Stored data:
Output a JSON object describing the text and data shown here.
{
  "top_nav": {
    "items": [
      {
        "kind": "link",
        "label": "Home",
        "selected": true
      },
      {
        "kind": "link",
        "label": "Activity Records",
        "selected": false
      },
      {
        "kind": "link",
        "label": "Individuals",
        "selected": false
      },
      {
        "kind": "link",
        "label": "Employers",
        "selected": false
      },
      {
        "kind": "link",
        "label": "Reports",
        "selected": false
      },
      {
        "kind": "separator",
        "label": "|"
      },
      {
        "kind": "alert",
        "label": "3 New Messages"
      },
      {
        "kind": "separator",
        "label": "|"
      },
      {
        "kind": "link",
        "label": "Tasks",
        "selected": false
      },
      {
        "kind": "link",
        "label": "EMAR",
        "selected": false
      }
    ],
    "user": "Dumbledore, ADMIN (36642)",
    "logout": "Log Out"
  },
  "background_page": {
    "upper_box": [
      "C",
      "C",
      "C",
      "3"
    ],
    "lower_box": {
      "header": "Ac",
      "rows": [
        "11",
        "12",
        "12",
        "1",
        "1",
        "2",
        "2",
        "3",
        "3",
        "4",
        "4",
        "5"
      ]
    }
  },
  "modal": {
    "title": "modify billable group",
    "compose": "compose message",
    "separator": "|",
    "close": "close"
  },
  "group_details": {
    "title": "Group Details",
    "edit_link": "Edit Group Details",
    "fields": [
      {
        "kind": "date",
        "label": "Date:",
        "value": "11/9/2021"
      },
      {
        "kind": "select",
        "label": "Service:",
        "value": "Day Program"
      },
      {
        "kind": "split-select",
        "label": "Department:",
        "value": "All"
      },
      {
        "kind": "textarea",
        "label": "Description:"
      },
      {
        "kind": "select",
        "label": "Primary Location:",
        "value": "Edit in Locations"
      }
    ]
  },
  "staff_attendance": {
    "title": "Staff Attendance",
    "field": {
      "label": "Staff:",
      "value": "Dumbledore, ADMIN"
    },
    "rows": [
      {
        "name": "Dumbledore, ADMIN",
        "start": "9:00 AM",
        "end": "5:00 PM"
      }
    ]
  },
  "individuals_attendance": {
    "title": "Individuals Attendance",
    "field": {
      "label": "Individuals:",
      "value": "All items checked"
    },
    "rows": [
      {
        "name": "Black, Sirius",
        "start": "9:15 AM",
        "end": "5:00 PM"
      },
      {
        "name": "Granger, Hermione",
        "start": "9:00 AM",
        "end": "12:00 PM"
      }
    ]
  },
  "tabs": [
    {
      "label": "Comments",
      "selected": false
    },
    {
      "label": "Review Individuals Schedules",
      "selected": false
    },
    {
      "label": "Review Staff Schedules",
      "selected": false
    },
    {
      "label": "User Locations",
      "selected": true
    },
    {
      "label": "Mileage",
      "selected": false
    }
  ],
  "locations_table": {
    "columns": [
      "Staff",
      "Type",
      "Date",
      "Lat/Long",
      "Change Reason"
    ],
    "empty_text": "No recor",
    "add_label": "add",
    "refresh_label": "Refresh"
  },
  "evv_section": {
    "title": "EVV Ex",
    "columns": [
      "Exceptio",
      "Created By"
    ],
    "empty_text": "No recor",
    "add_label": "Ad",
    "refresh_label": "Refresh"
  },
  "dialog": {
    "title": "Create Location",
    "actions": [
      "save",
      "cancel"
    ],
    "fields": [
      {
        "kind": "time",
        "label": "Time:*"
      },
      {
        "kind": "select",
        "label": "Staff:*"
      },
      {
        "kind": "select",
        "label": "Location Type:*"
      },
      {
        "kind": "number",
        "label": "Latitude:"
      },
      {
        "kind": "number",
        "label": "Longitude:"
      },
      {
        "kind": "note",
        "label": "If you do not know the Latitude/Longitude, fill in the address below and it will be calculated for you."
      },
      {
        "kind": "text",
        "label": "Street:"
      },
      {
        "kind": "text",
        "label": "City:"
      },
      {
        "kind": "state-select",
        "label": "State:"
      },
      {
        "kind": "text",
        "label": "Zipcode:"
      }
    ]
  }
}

What needs to be done> The records above should all be quoted exactly, please.

Solution for this exercise>
Output a JSON object describing the text and data shown here.
{
  "top_nav": {
    "items": [
      {
        "kind": "link",
        "label": "Home",
        "selected": true
      },
      {
        "kind": "link",
        "label": "Activity Records",
        "selected": false
      },
      {
        "kind": "link",
        "label": "Individuals",
        "selected": false
      },
      {
        "kind": "link",
        "label": "Employers",
        "selected": false
      },
      {
        "kind": "link",
        "label": "Reports",
        "selected": false
      },
      {
        "kind": "separator",
        "label": "|"
      },
      {
        "kind": "alert",
        "label": "3 New Messages"
      },
      {
        "kind": "separator",
        "label": "|"
      },
      {
        "kind": "link",
        "label": "Tasks",
        "selected": false
      },
      {
        "kind": "link",
        "label": "EMAR",
        "selected": false
      }
    ],
    "user": "Dumbledore, ADMIN (36642)",
    "logout": "Log Out"
  },
  "background_page": {
    "upper_box": [
      "C",
      "C",
      "C",
      "3"
    ],
    "lower_box": {
      "header": "Ac",
      "rows": [
        "11",
        "12",
        "12",
        "1",
        "1",
        "2",
        "2",
        "3",
        "3",
        "4",
        "4",
        "5"
      ]
    }
  },
  "modal": {
    "title": "modify billable group",
    "compose": "compose message",
    "separator": "|",
    "close": "close"
  },
  "group_details": {
    "title": "Group Details",
    "edit_link": "Edit Group Details",
    "fields": [
      {
        "kind": "date",
        "label": "Date:",
        "value": "11/9/2021"
      },
      {
        "kind": "select",
        "label": "Service:",
        "value": "Day Program"
      },
      {
        "kind": "split-select",
        "label": "Department:",
        "value": "All"
      },
      {
        "kind": "textarea",
        "label": "Description:"
      },
      {
        "kind": "select",
        "label": "Primary Location:",
        "value": "Edit in Locations"
      }
    ]
  },
  "staff_attendance": {
    "title": "Staff Attendance",
    "field": {
      "label": "Staff:",
      "value": "Dumbledore, ADMIN"
    },
    "rows": [
      {
        "name": "Dumbledore, ADMIN",
        "start": "9:00 AM",
        "end": "5:00 PM"
      }
    ]
  },
  "individuals_attendance": {
    "title": "Individuals Attendance",
    "field": {
      "label": "Individuals:",
      "value": "All items checked"
    },
    "rows": [
      {
        "name": "Black, Sirius",
        "start": "9:15 AM",
        "end": "5:00 PM"
      },
      {
        "name": "Granger, Hermione",
        "start": "9:00 AM",
        "end": "12:00 PM"
      }
    ]
  },
  "tabs": [
    {
      "label": "Comments",
      "selected": false
    },
    {
      "label": "Review Individuals Schedules",
      "selected": false
    },
    {
      "label": "Review Staff Schedules",
      "selected": false
    },
    {
      "label": "User Locations",
      "selected": true
    },
    {
      "label": "Mileage",
      "selected": false
    }
  ],
  "locations_table": {
    "columns": [
      "Staff",
      "Type",
      "Date",
      "Lat/Long",
      "Change Reason"
    ],
    "empty_text": "No recor",
    "add_label": "add",
    "refresh_label": "Refresh"
  },
  "evv_section": {
    "title": "EVV Ex",
    "columns": [
      "Exceptio",
      "Created By"
    ],
    "empty_text": "No recor",
    "add_label": "Ad",
    "refresh_label": "Refresh"
  },
  "dialog": {
    "title": "Create Location",
    "actions": [
      "save",
      "cancel"
    ],
    "fields": [
      {
        "kind": "time",
        "label": "Time:*"
      },
      {
        "kind": "select",
        "label": "Staff:*"
      },
      {
        "kind": "select",
        "label": "Location Type:*"
      },
      {
        "kind": "number",
        "label": "Latitude:"
      },
      {
        "kind": "number",
        "label": "Longitude:"
      },
      {
        "kind": "note",
        "label": "If you do not know the Latitude/Longitude, fill in the address below and it will be calculated for you."
      },
      {
        "kind": "text",
        "label": "Street:"
      },
      {
        "kind": "text",
        "label": "City:"
      },
      {
        "kind": "state-select",
        "label": "State:"
      },
      {
        "kind": "text",
        "label": "Zipcode:"
      }
    ]
  }
}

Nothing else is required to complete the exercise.